Start Data extract
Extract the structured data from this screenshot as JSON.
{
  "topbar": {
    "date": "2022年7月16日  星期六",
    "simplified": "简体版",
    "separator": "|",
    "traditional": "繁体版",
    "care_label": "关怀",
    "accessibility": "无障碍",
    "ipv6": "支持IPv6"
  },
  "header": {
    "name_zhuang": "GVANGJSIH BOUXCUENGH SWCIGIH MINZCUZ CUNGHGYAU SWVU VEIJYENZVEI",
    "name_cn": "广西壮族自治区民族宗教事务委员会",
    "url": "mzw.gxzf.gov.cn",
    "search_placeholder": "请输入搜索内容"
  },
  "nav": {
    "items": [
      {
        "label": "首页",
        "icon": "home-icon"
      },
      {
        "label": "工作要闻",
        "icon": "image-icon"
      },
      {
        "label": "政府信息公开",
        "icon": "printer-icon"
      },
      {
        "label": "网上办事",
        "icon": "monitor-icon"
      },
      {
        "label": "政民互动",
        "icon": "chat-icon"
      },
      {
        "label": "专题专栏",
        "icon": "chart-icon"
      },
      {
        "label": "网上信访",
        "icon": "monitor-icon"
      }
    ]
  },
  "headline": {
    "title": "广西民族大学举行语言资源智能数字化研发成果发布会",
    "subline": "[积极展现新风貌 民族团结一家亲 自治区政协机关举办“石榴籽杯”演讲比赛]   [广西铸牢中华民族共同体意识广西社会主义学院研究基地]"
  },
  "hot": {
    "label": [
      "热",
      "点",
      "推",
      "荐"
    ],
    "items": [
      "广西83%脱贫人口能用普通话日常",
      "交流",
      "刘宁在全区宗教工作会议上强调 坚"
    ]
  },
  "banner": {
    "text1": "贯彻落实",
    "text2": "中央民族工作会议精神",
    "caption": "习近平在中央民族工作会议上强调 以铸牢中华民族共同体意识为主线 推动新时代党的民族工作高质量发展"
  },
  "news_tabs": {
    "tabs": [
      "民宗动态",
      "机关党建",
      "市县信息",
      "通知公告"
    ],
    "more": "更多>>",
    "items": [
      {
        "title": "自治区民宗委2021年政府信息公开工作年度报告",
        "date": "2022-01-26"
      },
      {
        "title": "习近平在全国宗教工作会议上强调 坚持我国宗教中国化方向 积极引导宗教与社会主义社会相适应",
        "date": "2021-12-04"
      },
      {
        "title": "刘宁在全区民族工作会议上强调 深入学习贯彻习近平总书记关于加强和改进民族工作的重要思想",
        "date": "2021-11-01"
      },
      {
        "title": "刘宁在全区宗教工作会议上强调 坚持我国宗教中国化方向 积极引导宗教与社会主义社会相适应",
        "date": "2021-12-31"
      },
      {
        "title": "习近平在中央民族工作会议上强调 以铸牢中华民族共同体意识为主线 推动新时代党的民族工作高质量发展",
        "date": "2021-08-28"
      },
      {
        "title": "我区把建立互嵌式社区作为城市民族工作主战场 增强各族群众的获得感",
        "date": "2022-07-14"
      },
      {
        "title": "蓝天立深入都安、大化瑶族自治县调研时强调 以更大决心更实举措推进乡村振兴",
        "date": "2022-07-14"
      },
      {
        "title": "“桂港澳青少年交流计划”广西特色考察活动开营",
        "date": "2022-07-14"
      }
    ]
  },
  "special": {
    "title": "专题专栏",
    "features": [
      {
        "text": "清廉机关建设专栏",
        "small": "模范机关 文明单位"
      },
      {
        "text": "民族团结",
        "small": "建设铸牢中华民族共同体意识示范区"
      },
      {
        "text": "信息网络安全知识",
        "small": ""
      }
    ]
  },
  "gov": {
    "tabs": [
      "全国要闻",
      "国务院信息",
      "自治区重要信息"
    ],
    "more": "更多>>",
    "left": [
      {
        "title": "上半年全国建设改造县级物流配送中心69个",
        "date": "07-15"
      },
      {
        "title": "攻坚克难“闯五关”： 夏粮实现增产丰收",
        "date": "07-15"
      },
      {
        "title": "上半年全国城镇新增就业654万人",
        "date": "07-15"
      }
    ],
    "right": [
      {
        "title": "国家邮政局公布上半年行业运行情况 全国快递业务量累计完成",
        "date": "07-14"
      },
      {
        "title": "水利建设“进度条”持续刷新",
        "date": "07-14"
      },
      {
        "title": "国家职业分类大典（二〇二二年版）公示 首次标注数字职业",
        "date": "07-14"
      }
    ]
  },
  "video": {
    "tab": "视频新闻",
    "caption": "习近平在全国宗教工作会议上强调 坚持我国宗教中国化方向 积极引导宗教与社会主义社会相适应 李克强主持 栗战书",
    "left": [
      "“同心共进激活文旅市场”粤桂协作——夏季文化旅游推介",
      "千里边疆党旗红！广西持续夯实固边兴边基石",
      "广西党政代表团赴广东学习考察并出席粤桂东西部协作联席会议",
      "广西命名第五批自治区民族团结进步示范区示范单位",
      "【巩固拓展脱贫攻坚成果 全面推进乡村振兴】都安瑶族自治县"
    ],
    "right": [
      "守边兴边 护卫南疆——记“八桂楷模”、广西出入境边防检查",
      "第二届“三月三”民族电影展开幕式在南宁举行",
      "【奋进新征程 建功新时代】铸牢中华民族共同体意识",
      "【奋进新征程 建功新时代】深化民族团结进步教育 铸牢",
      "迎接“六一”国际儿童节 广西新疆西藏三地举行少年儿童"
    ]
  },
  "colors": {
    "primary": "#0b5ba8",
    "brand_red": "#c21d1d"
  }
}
End Data extract
Repeat the listing exactly, from its first line to its last.

== Result below ==
Extract the structured data from this screenshot as JSON.
{
  "topbar": {
    "date": "2022年7月16日  星期六",
    "simplified": "简体版",
    "separator": "|",
    "traditional": "繁体版",
    "care_label": "关怀",
    "accessibility": "无障碍",
    "ipv6": "支持IPv6"
  },
  "header": {
    "name_zhuang": "GVANGJSIH BOUXCUENGH SWCIGIH MINZCUZ CUNGHGYAU SWVU VEIJYENZVEI",
    "name_cn": "广西壮族自治区民族宗教事务委员会",
    "url": "mzw.gxzf.gov.cn",
    "search_placeholder": "请输入搜索内容"
  },
  "nav": {
    "items": [
      {
        "label": "首页",
        "icon": "home-icon"
      },
      {
        "label": "工作要闻",
        "icon": "image-icon"
      },
      {
        "label": "政府信息公开",
        "icon": "printer-icon"
      },
      {
        "label": "网上办事",
        "icon": "monitor-icon"
      },
      {
        "label": "政民互动",
        "icon": "chat-icon"
      },
      {
        "label": "专题专栏",
        "icon": "chart-icon"
      },
      {
        "label": "网上信访",
        "icon": "monitor-icon"
      }
    ]
  },
  "headline": {
    "title": "广西民族大学举行语言资源智能数字化研发成果发布会",
    "subline": "[积极展现新风貌 民族团结一家亲 自治区政协机关举办“石榴籽杯”演讲比赛]   [广西铸牢中华民族共同体意识广西社会主义学院研究基地]"
  },
  "hot": {
    "label": [
      "热",
      "点",
      "推",
      "荐"
    ],
    "items": [
      "广西83%脱贫人口能用普通话日常",
      "交流",
      "刘宁在全区宗教工作会议上强调 坚"
    ]
  },
  "banner": {
    "text1": "贯彻落实",
    "text2": "中央民族工作会议精神",
    "caption": "习近平在中央民族工作会议上强调 以铸牢中华民族共同体意识为主线 推动新时代党的民族工作高质量发展"
  },
  "news_tabs": {
    "tabs": [
      "民宗动态",
      "机关党建",
      "市县信息",
      "通知公告"
    ],
    "more": "更多>>",
    "items": [
      {
        "title": "自治区民宗委2021年政府信息公开工作年度报告",
        "date": "2022-01-26"
      },
      {
        "title": "习近平在全国宗教工作会议上强调 坚持我国宗教中国化方向 积极引导宗教与社会主义社会相适应",
        "date": "2021-12-04"
      },
      {
        "title": "刘宁在全区民族工作会议上强调 深入学习贯彻习近平总书记关于加强和改进民族工作的重要思想",
        "date": "2021-11-01"
      },
      {
        "title": "刘宁在全区宗教工作会议上强调 坚持我国宗教中国化方向 积极引导宗教与社会主义社会相适应",
        "date": "2021-12-31"
      },
      {
        "title": "习近平在中央民族工作会议上强调 以铸牢中华民族共同体意识为主线 推动新时代党的民族工作高质量发展",
        "date": "2021-08-28"
      },
      {
        "title": "我区把建立互嵌式社区作为城市民族工作主战场 增强各族群众的获得感",
        "date": "2022-07-14"
      },
      {
        "title": "蓝天立深入都安、大化瑶族自治县调研时强调 以更大决心更实举措推进乡村振兴",
        "date": "2022-07-14"
      },
      {
        "title": "“桂港澳青少年交流计划”广西特色考察活动开营",
        "date": "2022-07-14"
      }
    ]
  },
  "special": {
    "title": "专题专栏",
    "features": [
      {
        "text": "清廉机关建设专栏",
        "small": "模范机关 文明单位"
      },
      {
        "text": "民族团结",
        "small": "建设铸牢中华民族共同体意识示范区"
      },
      {
        "text": "信息网络安全知识",
        "small": ""
      }
    ]
  },
  "gov": {
    "tabs": [
      "全国要闻",
      "国务院信息",
      "自治区重要信息"
    ],
    "more": "更多>>",
    "left": [
      {
        "title": "上半年全国建设改造县级物流配送中心69个",
        "date": "07-15"
      },
      {
        "title": "攻坚克难“闯五关”： 夏粮实现增产丰收",
        "date": "07-15"
      },
      {
        "title": "上半年全国城镇新增就业654万人",
        "date": "07-15"
      }
    ],
    "right": [
      {
        "title": "国家邮政局公布上半年行业运行情况 全国快递业务量累计完成",
        "date": "07-14"
      },
      {
        "title": "水利建设“进度条”持续刷新",
        "date": "07-14"
      },
      {
        "title": "国家职业分类大典（二〇二二年版）公示 首次标注数字职业",
        "date": "07-14"
      }
    ]
  },
  "video": {
    "tab": "视频新闻",
    "caption": "习近平在全国宗教工作会议上强调 坚持我国宗教中国化方向 积极引导宗教与社会主义社会相适应 李克强主持 栗战书",
    "left": [
      "“同心共进激活文旅市场”粤桂协作——夏季文化旅游推介",
      "千里边疆党旗红！广西持续夯实固边兴边基石",
      "广西党政代表团赴广东学习考察并出席粤桂东西部协作联席会议",
      "广西命名第五批自治区民族团结进步示范区示范单位",
      "【巩固拓展脱贫攻坚成果 全面推进乡村振兴】都安瑶族自治县"
    ],
    "right": [
      "守边兴边 护卫南疆——记“八桂楷模”、广西出入境边防检查",
      "第二届“三月三”民族电影展开幕式在南宁举行",
      "【奋进新征程 建功新时代】铸牢中华民族共同体意识",
      "【奋进新征程 建功新时代】深化民族团结进步教育 铸牢",
      "迎接“六一”国际儿童节 广西新疆西藏三地举行少年儿童"
    ]
  },
  "colors": {
    "primary": "#0b5ba8",
    "brand_red": "#c21d1d"
  }
}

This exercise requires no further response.